Records supplied =
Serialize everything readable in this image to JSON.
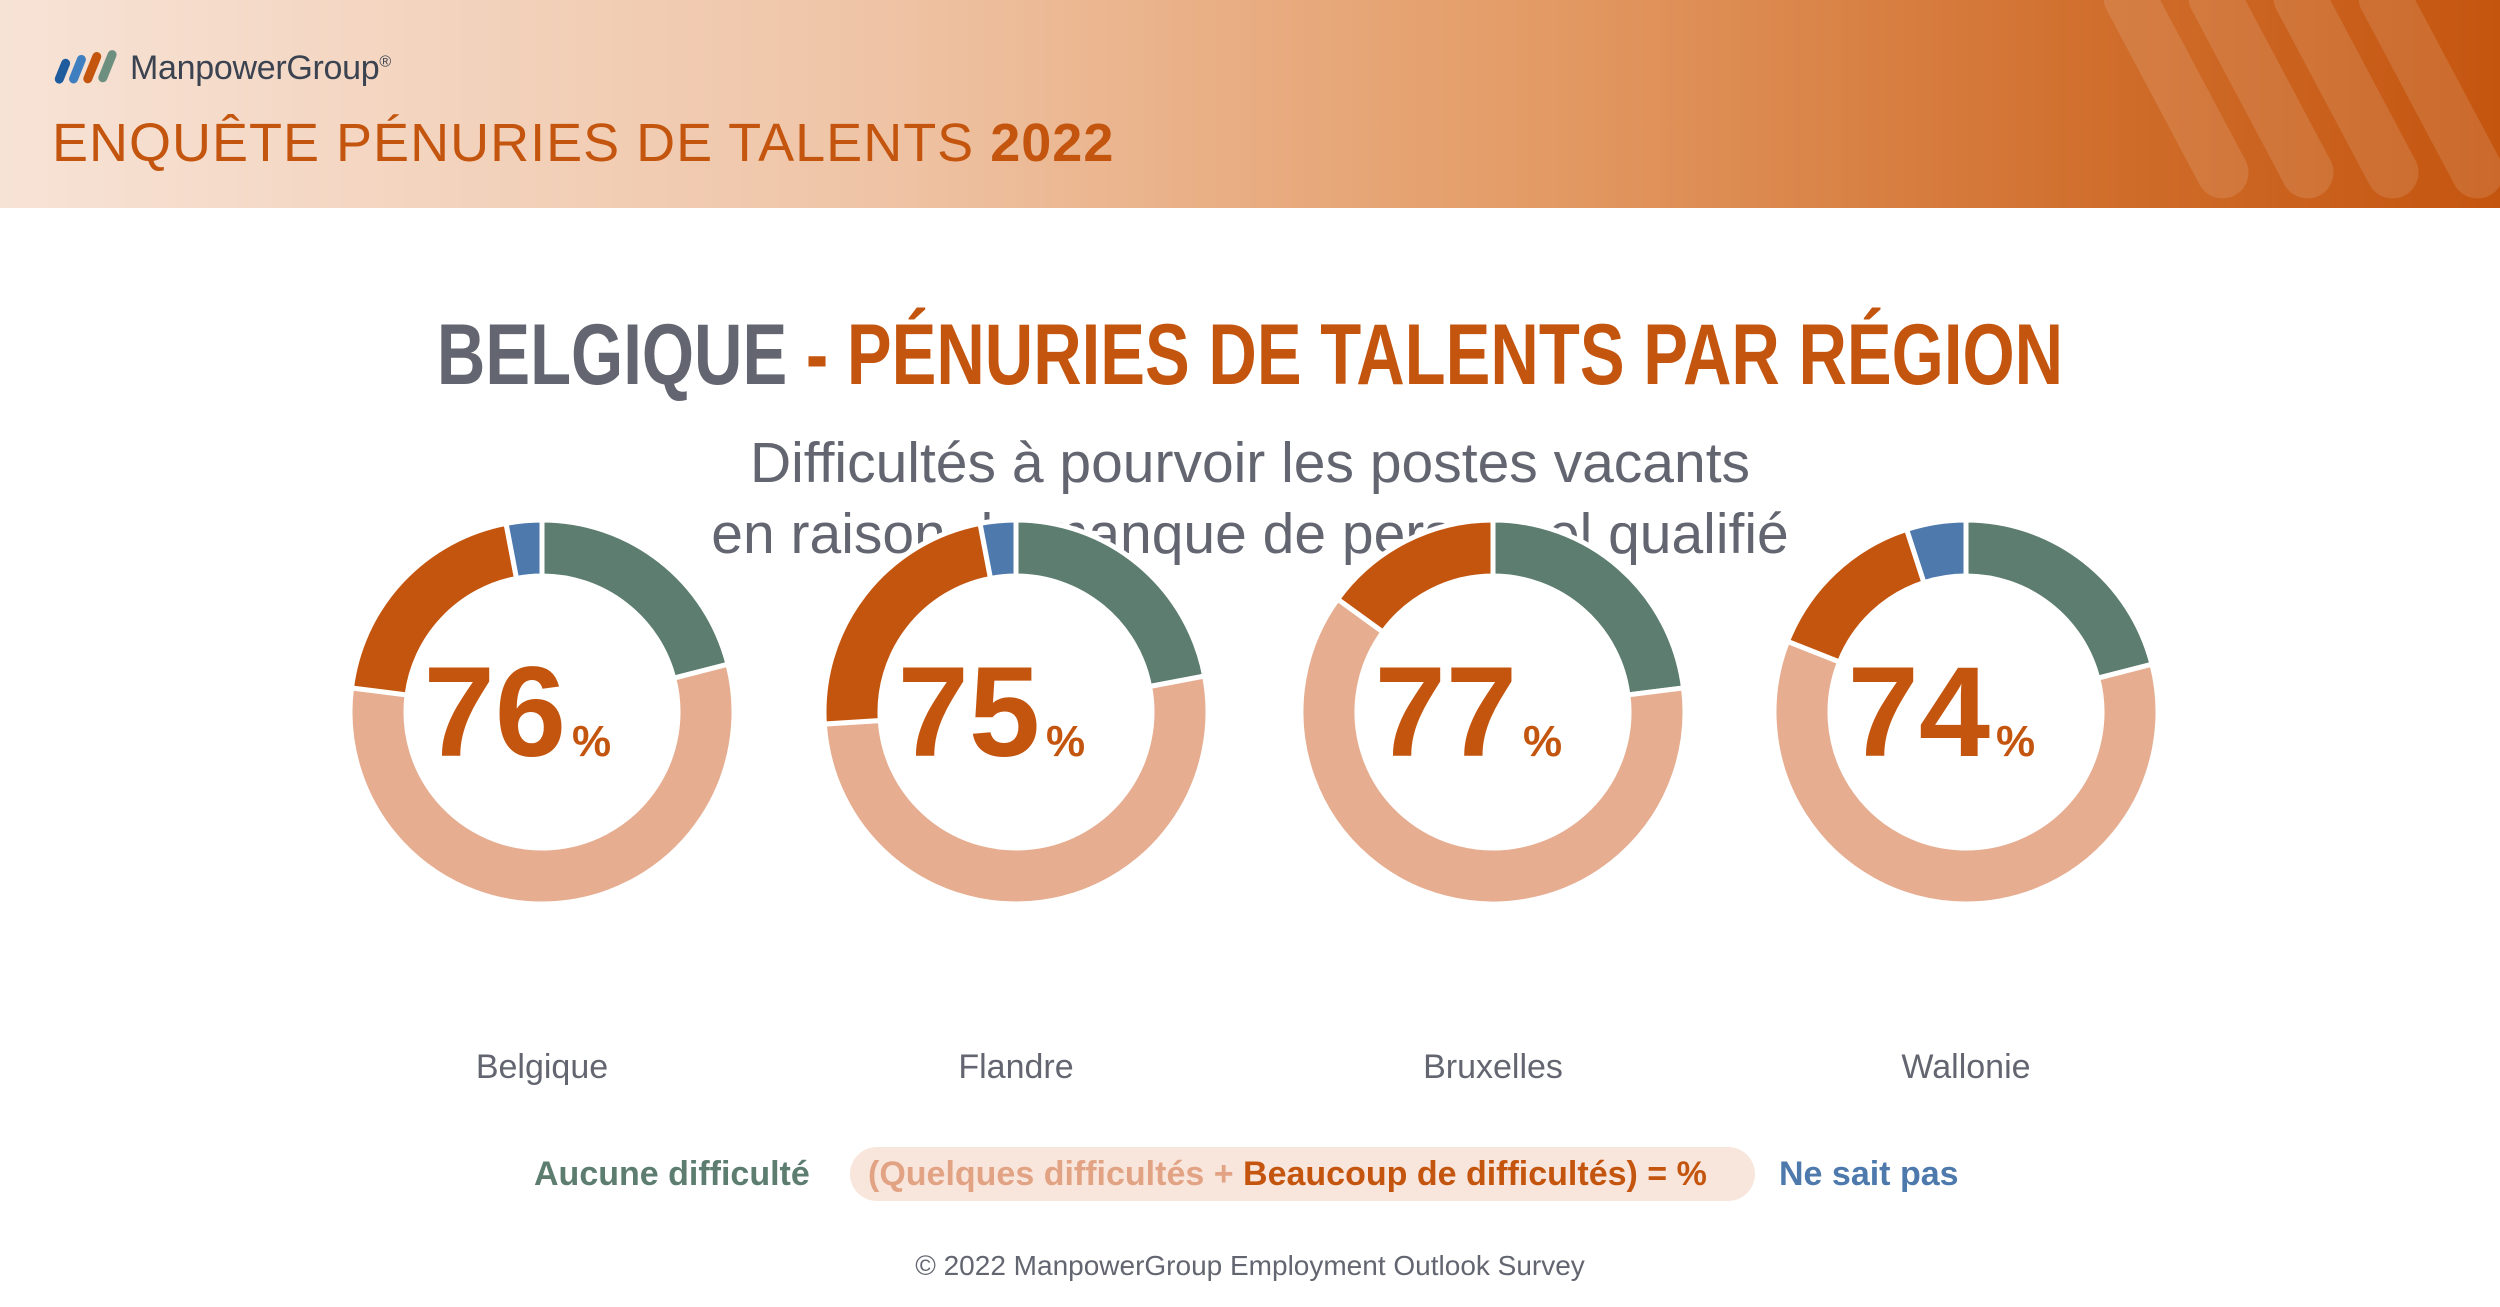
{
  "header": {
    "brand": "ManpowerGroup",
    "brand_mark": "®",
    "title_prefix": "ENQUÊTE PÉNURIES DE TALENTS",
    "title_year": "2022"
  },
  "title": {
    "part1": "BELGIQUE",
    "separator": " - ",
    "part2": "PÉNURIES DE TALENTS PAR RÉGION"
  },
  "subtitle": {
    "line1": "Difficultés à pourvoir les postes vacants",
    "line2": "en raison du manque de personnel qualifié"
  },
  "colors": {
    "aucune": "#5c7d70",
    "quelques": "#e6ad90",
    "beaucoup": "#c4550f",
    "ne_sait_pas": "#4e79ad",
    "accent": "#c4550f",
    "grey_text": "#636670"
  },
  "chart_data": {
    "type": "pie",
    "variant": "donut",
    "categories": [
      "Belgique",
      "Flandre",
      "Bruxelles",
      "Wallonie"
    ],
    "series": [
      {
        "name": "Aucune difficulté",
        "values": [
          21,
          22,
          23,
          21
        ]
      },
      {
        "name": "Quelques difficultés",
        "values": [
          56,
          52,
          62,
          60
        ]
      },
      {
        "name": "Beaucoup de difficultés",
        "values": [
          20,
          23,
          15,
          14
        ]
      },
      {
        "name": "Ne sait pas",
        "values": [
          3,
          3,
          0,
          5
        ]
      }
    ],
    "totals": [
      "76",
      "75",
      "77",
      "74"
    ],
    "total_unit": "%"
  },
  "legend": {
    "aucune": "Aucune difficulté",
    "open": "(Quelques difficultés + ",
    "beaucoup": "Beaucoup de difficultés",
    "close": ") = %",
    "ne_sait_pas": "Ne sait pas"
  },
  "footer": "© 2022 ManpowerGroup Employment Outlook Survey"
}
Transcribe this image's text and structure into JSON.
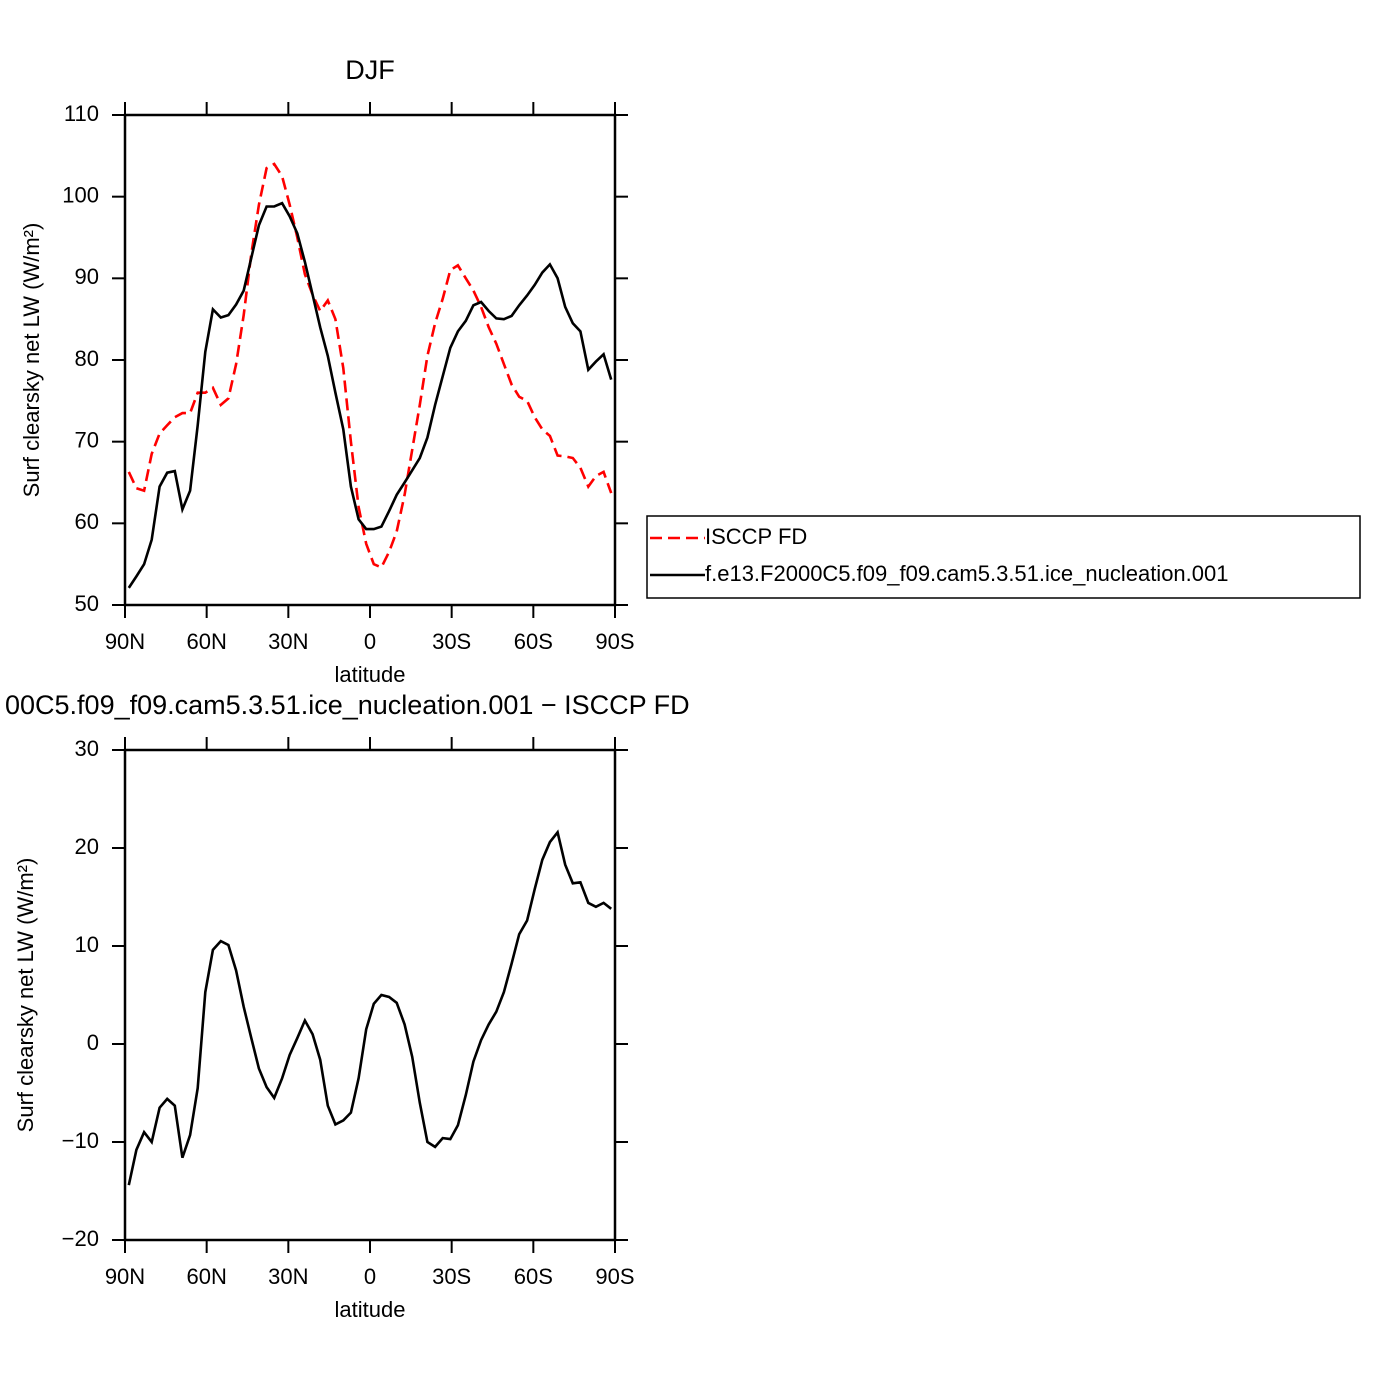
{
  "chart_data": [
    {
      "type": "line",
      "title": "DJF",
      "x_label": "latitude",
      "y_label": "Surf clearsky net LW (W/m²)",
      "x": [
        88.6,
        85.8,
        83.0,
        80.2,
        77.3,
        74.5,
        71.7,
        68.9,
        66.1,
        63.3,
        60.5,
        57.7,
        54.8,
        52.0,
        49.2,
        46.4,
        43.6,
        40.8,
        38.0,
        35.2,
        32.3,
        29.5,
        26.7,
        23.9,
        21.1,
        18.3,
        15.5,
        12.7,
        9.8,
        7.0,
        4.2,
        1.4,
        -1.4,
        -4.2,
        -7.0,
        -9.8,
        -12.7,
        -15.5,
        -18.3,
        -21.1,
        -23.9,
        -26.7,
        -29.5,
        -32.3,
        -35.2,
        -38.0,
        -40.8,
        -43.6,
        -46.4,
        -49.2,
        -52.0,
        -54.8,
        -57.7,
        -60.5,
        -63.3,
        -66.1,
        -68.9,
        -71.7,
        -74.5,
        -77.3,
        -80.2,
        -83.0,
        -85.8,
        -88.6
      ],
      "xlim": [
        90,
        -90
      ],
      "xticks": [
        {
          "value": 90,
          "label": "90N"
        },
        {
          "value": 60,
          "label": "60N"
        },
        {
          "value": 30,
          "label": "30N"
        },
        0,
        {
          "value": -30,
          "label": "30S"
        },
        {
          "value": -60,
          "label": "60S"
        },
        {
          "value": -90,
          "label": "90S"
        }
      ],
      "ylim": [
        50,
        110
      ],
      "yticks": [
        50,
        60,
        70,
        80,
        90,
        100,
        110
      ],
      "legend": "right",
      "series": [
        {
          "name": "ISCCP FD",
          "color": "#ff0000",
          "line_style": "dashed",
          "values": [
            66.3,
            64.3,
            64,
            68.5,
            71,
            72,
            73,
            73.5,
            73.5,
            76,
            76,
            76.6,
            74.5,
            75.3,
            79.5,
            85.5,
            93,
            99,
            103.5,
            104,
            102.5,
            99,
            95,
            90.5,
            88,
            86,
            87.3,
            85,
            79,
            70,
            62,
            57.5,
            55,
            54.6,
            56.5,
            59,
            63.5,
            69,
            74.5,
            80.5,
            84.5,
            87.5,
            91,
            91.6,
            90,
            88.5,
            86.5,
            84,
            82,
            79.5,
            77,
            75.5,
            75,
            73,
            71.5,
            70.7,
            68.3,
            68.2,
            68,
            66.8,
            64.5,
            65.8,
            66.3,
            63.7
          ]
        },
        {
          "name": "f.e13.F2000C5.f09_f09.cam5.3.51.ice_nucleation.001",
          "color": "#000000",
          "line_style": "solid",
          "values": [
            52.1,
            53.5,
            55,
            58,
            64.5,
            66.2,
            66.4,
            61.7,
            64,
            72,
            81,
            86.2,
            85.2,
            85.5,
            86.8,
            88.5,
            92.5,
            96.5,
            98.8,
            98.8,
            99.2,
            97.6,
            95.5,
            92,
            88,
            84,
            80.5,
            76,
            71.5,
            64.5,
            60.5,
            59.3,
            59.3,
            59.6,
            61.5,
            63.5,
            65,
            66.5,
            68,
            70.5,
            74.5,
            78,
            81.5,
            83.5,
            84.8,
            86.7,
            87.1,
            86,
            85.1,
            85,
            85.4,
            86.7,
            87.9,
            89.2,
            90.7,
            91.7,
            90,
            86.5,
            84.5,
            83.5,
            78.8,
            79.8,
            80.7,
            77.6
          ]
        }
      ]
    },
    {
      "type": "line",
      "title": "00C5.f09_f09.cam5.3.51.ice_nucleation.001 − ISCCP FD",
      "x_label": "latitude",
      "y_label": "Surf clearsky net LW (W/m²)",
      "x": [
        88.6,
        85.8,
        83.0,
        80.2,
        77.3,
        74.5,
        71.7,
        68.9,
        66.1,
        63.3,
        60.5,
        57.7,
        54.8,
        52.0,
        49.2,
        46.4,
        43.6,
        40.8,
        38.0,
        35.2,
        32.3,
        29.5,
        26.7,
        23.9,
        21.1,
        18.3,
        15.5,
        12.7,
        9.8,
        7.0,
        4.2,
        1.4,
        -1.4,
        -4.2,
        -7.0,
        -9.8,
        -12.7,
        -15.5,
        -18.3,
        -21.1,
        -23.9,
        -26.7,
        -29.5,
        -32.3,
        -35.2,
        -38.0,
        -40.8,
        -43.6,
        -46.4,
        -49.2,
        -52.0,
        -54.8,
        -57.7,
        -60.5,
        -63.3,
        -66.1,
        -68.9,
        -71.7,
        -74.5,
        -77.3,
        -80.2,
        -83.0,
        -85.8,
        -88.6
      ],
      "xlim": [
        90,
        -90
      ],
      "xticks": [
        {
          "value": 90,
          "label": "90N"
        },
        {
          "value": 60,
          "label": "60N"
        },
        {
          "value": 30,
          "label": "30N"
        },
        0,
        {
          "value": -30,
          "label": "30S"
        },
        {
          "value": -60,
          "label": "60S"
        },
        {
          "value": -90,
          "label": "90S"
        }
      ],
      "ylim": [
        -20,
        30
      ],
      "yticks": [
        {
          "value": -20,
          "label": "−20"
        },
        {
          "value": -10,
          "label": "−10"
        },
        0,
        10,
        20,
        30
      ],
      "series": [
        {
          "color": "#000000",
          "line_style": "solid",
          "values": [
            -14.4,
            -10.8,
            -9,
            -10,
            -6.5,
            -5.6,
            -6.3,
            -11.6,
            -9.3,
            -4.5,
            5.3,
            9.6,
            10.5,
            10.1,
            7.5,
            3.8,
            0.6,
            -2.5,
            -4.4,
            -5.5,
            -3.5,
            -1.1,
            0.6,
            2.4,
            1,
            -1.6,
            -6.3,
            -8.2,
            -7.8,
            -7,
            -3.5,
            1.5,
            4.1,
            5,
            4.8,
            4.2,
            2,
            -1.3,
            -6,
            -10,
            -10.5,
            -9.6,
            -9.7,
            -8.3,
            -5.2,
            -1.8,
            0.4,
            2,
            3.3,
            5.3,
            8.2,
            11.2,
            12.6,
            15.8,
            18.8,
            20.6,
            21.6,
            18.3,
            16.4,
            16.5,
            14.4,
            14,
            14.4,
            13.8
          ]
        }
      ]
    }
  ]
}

Instructions for the task = From the listing above, collect every line that mentions the word "JSON".

Answer for the task =
Serialize everything readable in this image to JSON.
Transcribe this image's text and structure into JSON.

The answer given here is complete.